● THE PROBLEM:
Resume the yarn market report after its final sentence, continuing in the same voice and style.

● PASSAGE:
═══
Yarn Market: Going Full Blast

By Jim Phillips, Yarn Market Editor

In early March, yarn spinners reported solid business conditions, with many operating near capacity. “We’re going flat out,” said one North Carolina spinner. “We had a slow start to the year, but business has picked up sharply.”

The strong performance continues a period of sustained prosperity that has lasted for the better part of the past 18 months. “We are not really sure where this is coming from,” said one spinner. “It has been
a period of — at least in recent times — unprecedented stability. Certainly, part of this is a result of increased consumer confidence in the U.S. economy. Consumers are loosening the purse strings a little for the first time since the recession and are spending more on discretionary items.”

For one specialty yarn maker, the current business in-house is just a portion of the potential that is out there. “Right now, most of our business comes from verticals, and we are running a full schedule to keep up with it. But that means there is plenty of other business out there that we can take advantage of. At this point, we see no reason to be anything other than optimistic about the next few months.”
═══
(Recorded data)
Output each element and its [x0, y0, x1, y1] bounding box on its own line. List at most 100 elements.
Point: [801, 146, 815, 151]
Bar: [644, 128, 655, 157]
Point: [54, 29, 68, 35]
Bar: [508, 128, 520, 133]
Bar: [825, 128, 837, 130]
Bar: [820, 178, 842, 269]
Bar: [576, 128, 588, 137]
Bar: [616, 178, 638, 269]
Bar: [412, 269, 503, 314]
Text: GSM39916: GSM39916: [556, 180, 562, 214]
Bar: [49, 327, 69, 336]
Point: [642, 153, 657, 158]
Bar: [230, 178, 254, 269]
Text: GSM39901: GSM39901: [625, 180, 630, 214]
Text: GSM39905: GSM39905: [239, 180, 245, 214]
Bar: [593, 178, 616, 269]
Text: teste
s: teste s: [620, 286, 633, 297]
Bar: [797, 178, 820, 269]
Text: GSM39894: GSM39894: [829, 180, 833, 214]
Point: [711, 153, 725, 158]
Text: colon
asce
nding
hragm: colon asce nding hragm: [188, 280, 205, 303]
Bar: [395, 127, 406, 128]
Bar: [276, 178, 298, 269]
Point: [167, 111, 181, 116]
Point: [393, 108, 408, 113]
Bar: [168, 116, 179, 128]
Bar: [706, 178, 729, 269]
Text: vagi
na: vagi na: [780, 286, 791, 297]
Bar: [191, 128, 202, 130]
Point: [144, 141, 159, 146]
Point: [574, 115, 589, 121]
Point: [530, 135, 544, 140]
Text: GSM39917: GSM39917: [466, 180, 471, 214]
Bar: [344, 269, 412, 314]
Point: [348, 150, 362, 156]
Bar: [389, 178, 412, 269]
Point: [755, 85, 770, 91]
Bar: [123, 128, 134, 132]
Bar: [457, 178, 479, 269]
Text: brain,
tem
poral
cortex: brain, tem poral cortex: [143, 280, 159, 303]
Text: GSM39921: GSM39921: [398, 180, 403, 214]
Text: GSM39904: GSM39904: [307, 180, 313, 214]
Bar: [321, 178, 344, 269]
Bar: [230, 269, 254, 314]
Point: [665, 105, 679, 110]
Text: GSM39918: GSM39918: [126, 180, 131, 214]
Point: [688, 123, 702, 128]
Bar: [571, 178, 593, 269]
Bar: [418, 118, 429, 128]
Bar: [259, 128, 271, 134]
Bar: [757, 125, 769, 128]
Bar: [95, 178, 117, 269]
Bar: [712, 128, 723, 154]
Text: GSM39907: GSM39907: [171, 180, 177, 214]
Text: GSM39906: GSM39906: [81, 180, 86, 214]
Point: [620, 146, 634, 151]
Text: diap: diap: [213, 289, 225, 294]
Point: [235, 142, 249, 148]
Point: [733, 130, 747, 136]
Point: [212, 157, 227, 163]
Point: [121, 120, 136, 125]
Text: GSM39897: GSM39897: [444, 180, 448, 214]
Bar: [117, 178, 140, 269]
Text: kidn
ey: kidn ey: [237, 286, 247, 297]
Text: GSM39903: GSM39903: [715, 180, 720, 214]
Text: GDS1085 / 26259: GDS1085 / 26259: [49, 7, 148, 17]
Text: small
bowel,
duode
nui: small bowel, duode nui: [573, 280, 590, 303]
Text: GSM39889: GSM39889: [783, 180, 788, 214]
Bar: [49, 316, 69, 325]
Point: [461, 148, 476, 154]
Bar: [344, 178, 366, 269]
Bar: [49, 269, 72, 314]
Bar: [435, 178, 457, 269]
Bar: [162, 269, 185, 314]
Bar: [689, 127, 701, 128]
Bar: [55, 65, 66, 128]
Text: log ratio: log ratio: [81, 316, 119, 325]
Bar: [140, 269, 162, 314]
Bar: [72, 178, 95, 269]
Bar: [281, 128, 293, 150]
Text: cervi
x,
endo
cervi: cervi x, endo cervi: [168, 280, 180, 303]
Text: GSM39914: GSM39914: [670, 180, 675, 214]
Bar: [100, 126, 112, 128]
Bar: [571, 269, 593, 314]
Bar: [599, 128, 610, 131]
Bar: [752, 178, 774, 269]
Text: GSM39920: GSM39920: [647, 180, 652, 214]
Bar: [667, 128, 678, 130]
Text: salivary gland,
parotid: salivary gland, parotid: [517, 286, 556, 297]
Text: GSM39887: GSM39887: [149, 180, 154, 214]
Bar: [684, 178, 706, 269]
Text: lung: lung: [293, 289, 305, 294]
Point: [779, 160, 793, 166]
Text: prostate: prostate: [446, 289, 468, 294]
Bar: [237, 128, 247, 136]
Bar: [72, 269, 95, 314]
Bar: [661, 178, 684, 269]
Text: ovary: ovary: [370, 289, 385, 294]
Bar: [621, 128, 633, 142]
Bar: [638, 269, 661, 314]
═══
● REPLY:
Added another spinner: “We are seeing some programs come back that we haven’t seen in a long time. Part of this has to do with the increasing price of doing business in Asia. In China, for example, wages and costs are rapidly increasing, which is affecting the cost of exported product.”

Rising Costs In China
“The Chinese manufacturing cost advantage has eroded dramatically in the last few years,” Steve Maurer, managing director of consulting firm AlixPartners, said in a recent CNBC interview. “If you go back to 2005, it was pretty common for landed cost from China to be 25 to 30 percent less than the cost of manufacturing in the United States. Based on our analysis, two-thirds of that gap has closed.” A recent study by the firm predicted the cost of manufacturing in China will equal that in the United States by 2015.

Not only are labor costs escalating for Far Eastern manufacturers, but so are the costs of raw materials. While the price for upland cotton in the U.S. has remained relatively stable for the past year — hovering in the 70- to 80-cents-per-pound range — the cost of cotton in China has skyrocketed. Chinese manufacturers are currently paying in the $1.30 range for the same product.

With the high costs of raw material in China, a number of companies are beginning to see the value in exporting value-added cotton to China and other Asian nations. Even so, the bulk of U.S. textile exports are headed for Central America. Said a Carolinas spinner: “We’re running a full schedule, and demand is high. Exports make up a significant portion of our total business volume, and we expect demand for cotton to continue to be strong to the next quarter.”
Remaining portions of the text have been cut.